Unpublished Disposition(the Decision of the Court is Referenced in a "table of Decisions Without Reported Opinions" Appearing in the Federal Reporter.)larry Mccloud, Petitioner-appellant, v. Terry D. Taylor, Respondent-appellee, 780 F.2d 1022 (6th Cir. 1985)Annotate this Case
BEFORE: MERRITT and MARTIN, Circuit Judges; and JOHNSTONE, District Judge* .
The petitioner appeals the judgment denying his pro se petition for a writ of habeas corpus. The appeal was referred to this panel pursuant to Rule 9(a), Rules of the Sixth Circuit. Upon examination of the record and briefs, this panel agrees unanimously that oral argument is not needed. Rule 34(a), Federal Rules of Appellate Procedure.
The petitioner was indicted in 1980 for the offenses of receipt of stolen property, aggravated robbery, and attempted murder. Pursuant to a plea bargain whereby the State dropped the attempted murder charge, the petitioner appeared before Visiting Judge Detling of the Hamilton County Court of Common Pleas and entered guilty pleas to the two remaining charges. Judge Detling ordered a presentence investigation and sentencing was postponed. When the petitioner appeared for sentencing, he learned for the first time that Judge Detling was unavailable and that his case had been reassigned to the docket of Judge Gorman. He vehemently protested the reassignment and was finally removed from the courtroom. Judge Gorman then sentenced him to maximum sentences, with such sentences to run concurrently.

Rows taken from a collection
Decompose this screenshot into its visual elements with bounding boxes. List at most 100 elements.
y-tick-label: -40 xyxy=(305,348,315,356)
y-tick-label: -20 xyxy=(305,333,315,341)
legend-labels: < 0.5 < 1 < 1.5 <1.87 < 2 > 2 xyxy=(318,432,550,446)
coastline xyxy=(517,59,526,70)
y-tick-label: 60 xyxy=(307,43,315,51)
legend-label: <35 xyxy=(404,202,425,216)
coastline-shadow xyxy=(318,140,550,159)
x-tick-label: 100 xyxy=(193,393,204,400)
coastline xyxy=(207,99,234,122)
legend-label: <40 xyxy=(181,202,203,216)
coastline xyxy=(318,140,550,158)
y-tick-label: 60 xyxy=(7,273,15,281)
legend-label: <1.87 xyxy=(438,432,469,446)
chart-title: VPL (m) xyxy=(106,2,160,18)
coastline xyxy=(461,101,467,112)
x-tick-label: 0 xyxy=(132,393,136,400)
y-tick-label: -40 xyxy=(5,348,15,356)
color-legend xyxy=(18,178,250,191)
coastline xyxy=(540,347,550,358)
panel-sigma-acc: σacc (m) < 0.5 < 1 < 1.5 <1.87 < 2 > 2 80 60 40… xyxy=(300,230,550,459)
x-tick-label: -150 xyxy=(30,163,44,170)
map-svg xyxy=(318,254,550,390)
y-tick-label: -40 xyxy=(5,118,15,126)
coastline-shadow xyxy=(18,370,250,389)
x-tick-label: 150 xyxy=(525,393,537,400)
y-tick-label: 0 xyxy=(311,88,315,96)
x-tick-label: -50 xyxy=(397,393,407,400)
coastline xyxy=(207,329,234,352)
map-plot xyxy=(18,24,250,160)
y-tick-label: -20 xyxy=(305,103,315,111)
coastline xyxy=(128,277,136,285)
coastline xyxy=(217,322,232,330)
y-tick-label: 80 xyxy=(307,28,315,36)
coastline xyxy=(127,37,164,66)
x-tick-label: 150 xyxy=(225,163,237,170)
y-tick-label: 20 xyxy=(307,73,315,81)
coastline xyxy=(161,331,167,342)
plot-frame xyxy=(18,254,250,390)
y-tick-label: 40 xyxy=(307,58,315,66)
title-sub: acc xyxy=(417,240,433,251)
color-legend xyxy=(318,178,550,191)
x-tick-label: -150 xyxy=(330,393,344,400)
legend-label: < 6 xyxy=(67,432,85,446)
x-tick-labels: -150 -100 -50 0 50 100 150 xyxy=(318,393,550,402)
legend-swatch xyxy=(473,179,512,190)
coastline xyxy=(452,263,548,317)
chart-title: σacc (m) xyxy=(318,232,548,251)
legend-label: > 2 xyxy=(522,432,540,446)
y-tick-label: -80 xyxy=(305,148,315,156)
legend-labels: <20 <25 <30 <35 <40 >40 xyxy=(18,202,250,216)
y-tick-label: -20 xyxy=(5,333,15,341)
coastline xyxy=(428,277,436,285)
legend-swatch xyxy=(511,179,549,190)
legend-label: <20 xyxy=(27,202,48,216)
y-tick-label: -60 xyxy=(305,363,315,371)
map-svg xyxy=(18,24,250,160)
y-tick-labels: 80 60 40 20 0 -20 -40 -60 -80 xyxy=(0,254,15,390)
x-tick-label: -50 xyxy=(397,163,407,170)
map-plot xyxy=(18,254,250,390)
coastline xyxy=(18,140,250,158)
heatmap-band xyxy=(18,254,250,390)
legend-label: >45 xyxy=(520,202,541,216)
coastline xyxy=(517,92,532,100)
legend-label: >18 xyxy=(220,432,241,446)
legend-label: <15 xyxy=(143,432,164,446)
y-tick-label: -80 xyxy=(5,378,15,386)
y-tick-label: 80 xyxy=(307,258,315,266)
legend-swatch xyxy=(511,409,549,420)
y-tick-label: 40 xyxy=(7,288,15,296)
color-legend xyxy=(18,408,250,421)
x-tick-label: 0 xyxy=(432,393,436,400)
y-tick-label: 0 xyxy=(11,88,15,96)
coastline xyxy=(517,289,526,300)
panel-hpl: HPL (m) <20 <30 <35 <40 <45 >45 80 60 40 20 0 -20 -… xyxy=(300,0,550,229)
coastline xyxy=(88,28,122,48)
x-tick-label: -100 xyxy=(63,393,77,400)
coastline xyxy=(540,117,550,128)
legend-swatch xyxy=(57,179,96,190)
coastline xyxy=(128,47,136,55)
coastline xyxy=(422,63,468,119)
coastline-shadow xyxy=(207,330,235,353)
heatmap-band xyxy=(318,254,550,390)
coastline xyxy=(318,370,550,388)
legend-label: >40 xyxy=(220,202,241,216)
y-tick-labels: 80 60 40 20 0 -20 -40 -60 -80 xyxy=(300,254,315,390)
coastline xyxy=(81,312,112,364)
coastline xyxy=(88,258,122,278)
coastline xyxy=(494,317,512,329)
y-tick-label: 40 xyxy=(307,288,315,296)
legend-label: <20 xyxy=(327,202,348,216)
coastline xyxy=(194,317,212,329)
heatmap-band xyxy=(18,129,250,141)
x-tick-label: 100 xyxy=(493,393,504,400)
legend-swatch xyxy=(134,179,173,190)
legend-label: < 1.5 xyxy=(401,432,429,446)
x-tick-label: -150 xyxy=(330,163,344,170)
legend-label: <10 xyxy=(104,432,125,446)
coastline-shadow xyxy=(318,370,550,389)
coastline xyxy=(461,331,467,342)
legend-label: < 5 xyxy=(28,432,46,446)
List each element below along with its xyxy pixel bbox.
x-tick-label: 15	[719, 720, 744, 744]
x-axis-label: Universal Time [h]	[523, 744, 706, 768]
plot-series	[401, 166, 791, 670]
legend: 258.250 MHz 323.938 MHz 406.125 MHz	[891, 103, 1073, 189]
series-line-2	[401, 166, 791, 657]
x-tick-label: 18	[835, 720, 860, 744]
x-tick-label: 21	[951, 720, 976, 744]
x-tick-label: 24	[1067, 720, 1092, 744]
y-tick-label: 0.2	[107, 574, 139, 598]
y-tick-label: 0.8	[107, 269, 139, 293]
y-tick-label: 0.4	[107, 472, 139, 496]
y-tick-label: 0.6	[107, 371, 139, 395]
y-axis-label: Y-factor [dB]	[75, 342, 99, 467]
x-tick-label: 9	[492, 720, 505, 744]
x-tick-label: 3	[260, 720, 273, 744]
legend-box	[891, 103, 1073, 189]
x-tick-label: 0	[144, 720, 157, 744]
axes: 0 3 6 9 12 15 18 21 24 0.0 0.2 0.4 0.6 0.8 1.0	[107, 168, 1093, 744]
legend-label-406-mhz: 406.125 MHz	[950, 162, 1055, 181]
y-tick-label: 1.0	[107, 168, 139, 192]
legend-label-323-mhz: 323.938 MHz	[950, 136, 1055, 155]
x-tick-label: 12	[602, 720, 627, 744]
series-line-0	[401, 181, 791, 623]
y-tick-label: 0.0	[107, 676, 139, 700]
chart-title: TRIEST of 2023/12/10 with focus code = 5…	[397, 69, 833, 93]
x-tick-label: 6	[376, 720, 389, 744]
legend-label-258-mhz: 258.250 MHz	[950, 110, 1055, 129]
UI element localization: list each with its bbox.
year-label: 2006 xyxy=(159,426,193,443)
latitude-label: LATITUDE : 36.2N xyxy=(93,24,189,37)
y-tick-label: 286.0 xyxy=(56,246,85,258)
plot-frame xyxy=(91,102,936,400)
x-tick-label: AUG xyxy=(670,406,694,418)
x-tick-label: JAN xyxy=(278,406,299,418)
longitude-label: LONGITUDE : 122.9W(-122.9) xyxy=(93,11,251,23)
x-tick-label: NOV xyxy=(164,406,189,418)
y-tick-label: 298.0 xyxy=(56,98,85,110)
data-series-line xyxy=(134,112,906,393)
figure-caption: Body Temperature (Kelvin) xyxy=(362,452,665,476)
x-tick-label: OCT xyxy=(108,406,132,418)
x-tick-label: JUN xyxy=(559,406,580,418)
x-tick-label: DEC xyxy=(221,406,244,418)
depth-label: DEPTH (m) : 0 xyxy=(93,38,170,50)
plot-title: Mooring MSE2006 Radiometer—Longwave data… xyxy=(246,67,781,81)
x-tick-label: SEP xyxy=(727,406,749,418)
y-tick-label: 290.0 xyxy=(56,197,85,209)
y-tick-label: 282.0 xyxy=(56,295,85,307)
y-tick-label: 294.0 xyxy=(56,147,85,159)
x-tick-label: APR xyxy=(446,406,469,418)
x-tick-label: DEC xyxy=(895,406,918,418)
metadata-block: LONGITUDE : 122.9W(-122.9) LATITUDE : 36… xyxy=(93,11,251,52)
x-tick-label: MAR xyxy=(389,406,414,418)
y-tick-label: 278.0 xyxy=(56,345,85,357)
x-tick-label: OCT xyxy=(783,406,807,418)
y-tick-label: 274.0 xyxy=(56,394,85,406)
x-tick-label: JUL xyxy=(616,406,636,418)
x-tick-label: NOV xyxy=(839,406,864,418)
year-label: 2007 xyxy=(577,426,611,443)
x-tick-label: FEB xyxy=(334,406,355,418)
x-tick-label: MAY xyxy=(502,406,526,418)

# [PROBLEMS TO WORK ON]
(a) Copy out the rows word for word, starting at the first row and stopping after the row that contains "legend-labels: < 0.5".
(b) Continue the court decision on the habeas corpus appeal from its last sentence.

# [SOLVED TASKS]
(a)
Decompose this screenshot into its visual elements with bounding boxes. List at most 100 elements.
y-tick-label: -40 xyxy=(305,348,315,356)
y-tick-label: -20 xyxy=(305,333,315,341)
legend-labels: < 0.5 < 1 < 1.5 <1.87 < 2 > 2 xyxy=(318,432,550,446)

(b)
On direct appeal, the petitioner asserted the reassignment of judges did not comply with state procedural rules and that he had a right to be sentenced by Judge Detling as an inherent part of the plea bargain. The Ohio Court of Appeals found those arguments without merit and affirmed the conviction. The Ohio Supreme Court denied leave to appeal thereto.
The petitioner then prepared this habeas petition raising the same issues found without merit in the state courts. The district court likewise found the claims without merit and denied relief. This timely appeal followed.
The district court held that the alleged violation of a state procedural rule does not, without more, raise an issue cognizable in a federal habeas corpus action. See VanPoyck v. Wainwright, 595 F.2d 1083, 1086 (5th Cir. 1979); United States ex rel Hayward v. Johnson, 508 F.2d 322, 329-30 (3rd Cir.), cert. denied, 422 U.S. 1011 (1975). Here, the Ohio Court of Appeals found the reassignment complied with state law. The district court did not err in finding the petitioner's claim did not state a cause of action under Sec. 2254.
The petitioner also asserted that sentencing by Judge Detling was an inherent part of the plea bargain and that he had a right to withdraw his guilty plea when Judge Detling was unavailable to sentence him. Although one state recognizes such a right, see People v. Arbuckle, 22 Cal. 3d 749, 150 Cal. Rptr. 778, 587 P.2d 220 (1978); People v. Pedregon, 115 Cal. App. 3d 723, 171 Cal. Rptr. 468 (1981); those decisions are based upon state law. The petitioner did not present nor does our research disclose, any cases recognizing such a right under federal constitutional law.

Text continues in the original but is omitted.